Source records »
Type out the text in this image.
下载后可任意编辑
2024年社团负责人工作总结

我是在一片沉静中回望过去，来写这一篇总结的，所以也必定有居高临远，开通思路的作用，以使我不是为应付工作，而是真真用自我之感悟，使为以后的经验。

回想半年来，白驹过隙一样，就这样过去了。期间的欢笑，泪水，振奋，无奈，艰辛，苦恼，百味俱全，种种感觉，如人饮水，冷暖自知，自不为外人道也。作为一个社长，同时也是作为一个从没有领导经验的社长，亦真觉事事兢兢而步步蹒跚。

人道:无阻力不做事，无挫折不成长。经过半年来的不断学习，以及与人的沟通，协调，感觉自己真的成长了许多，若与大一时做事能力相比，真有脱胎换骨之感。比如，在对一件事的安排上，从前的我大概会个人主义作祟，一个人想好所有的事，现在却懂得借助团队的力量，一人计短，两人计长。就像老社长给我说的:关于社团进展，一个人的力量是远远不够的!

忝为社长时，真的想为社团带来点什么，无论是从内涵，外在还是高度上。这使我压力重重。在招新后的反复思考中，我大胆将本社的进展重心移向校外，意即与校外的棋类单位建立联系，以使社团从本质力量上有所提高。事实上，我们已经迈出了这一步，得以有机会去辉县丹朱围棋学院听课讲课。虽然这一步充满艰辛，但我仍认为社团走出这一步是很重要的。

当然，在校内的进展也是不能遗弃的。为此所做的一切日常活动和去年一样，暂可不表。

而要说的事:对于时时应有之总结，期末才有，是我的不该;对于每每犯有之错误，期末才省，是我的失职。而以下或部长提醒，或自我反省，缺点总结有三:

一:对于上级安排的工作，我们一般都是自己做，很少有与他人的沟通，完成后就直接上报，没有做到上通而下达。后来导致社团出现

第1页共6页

The exercise »
Reproduce every line of the material above exactly.

Written solution »
Type out the text in this image.
下载后可任意编辑
2024年社团负责人工作总结

我是在一片沉静中回望过去，来写这一篇总结的，所以也必定有居高临远，开通思路的作用，以使我不是为应付工作，而是真真用自我之感悟，使为以后的经验。

回想半年来，白驹过隙一样，就这样过去了。期间的欢笑，泪水，振奋，无奈，艰辛，苦恼，百味俱全，种种感觉，如人饮水，冷暖自知，自不为外人道也。作为一个社长，同时也是作为一个从没有领导经验的社长，亦真觉事事兢兢而步步蹒跚。

人道:无阻力不做事，无挫折不成长。经过半年来的不断学习，以及与人的沟通，协调，感觉自己真的成长了许多，若与大一时做事能力相比，真有脱胎换骨之感。比如，在对一件事的安排上，从前的我大概会个人主义作祟，一个人想好所有的事，现在却懂得借助团队的力量，一人计短，两人计长。就像老社长给我说的:关于社团进展，一个人的力量是远远不够的!

忝为社长时，真的想为社团带来点什么，无论是从内涵，外在还是高度上。这使我压力重重。在招新后的反复思考中，我大胆将本社的进展重心移向校外，意即与校外的棋类单位建立联系，以使社团从本质力量上有所提高。事实上，我们已经迈出了这一步，得以有机会去辉县丹朱围棋学院听课讲课。虽然这一步充满艰辛，但我仍认为社团走出这一步是很重要的。

当然，在校内的进展也是不能遗弃的。为此所做的一切日常活动和去年一样，暂可不表。

而要说的事:对于时时应有之总结，期末才有，是我的不该;对于每每犯有之错误，期末才省，是我的失职。而以下或部长提醒，或自我反省，缺点总结有三:

一:对于上级安排的工作，我们一般都是自己做，很少有与他人的沟通，完成后就直接上报，没有做到上通而下达。后来导致社团出现

第1页共6页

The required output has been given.